** start of DATASET EXTRACT **

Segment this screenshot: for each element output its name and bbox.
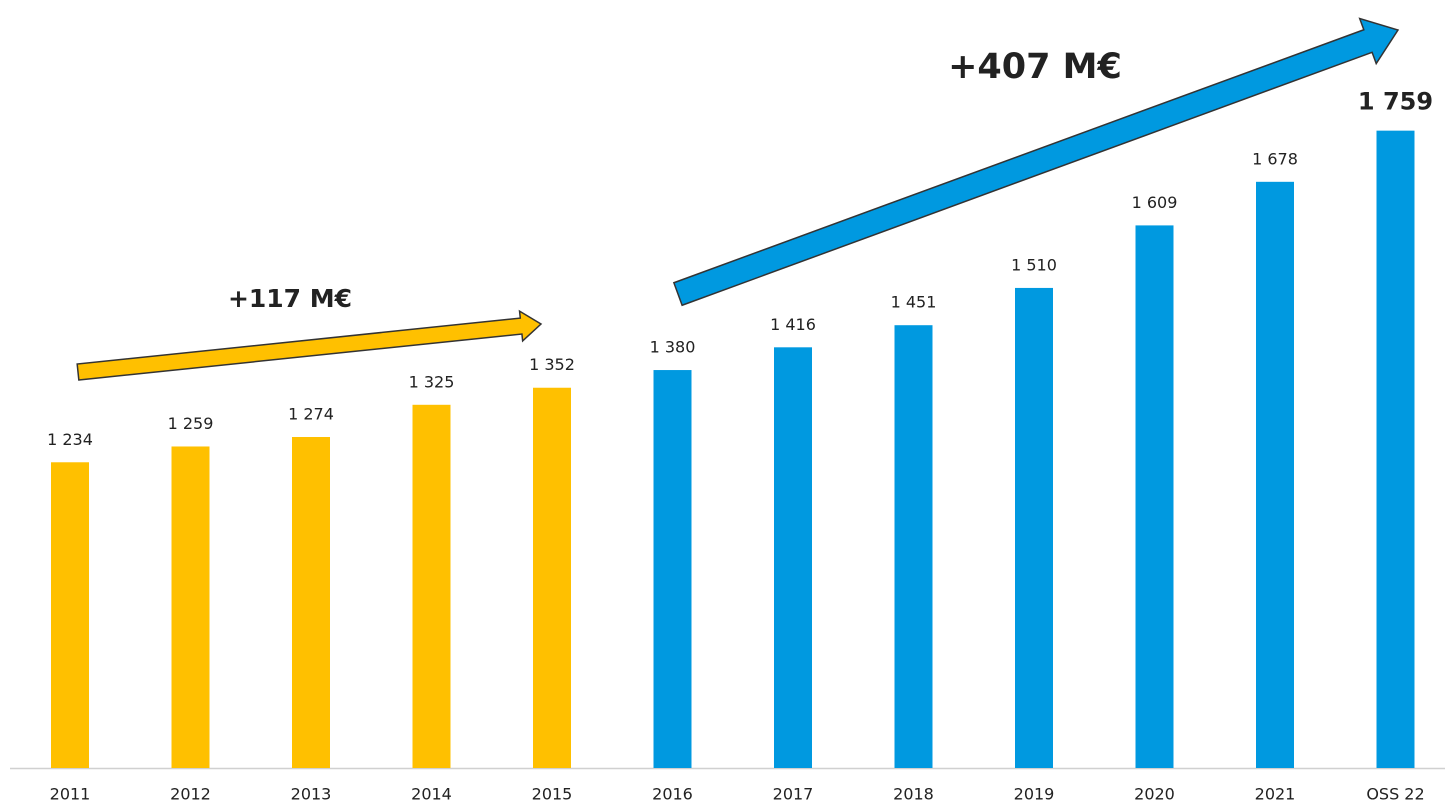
- bar: [1135, 225, 1174, 769]
- value-label: 1 234: [47, 430, 93, 449]
- value-label: 1 678: [1252, 149, 1298, 168]
- bar: [774, 347, 812, 768]
- bar: [533, 387, 571, 768]
- arrow: [672, 17, 1400, 307]
- x-tick-label: 2016: [652, 785, 693, 804]
- x-tick-label: 2021: [1255, 785, 1296, 804]
- x-tick-label: OSS 22: [1366, 785, 1424, 804]
- bar: [1256, 181, 1294, 768]
- value-label: 1 380: [650, 338, 696, 357]
- value-label: 1 510: [1011, 255, 1057, 274]
- x-tick-label: 2018: [893, 785, 934, 804]
- value-label: 1 259: [168, 414, 214, 433]
- arrow: [76, 309, 543, 381]
- bar: [51, 462, 89, 768]
- annotation: +407 M€: [948, 47, 1122, 87]
- x-tick-label: 2012: [170, 785, 211, 804]
- x-tick-label: 2017: [773, 785, 814, 804]
- bar: [653, 370, 692, 768]
- value-label: 1 352: [529, 355, 575, 374]
- bar: [412, 404, 451, 768]
- annotation: +117 M€: [228, 284, 352, 313]
- x-tick-label: 2011: [50, 785, 91, 804]
- x-tick-label: 2013: [291, 785, 332, 804]
- x-tick-label: 2014: [411, 785, 452, 804]
- bar: [1376, 130, 1415, 769]
- bar: [171, 446, 210, 768]
- x-tick-label: 2015: [532, 785, 573, 804]
- value-label: 1 451: [891, 293, 937, 312]
- value-label: 1 609: [1132, 193, 1178, 212]
- x-tick-label: 2020: [1134, 785, 1175, 804]
- value-label: 1 274: [288, 405, 334, 424]
- value-label: 1 416: [770, 315, 816, 334]
- value-label: 1 759: [1358, 88, 1433, 116]
- bar: [894, 325, 933, 768]
- value-label: 1 325: [409, 372, 455, 391]
- bar: [1015, 287, 1053, 768]
- bar: [292, 437, 330, 768]
- x-tick-label: 2019: [1014, 785, 1055, 804]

** end of DATASET EXTRACT **

WHAT TO PRODUCE
Print the lines of the records above, unchanged, from the line with "- bar: [1135, 225, 1174, 769]" up to and including the line with "- x-tick-label: 2016: [652, 785, 693, 804]".

COMPLETED TASK
- bar: [1135, 225, 1174, 769]
- value-label: 1 234: [47, 430, 93, 449]
- value-label: 1 678: [1252, 149, 1298, 168]
- bar: [774, 347, 812, 768]
- bar: [533, 387, 571, 768]
- arrow: [672, 17, 1400, 307]
- x-tick-label: 2016: [652, 785, 693, 804]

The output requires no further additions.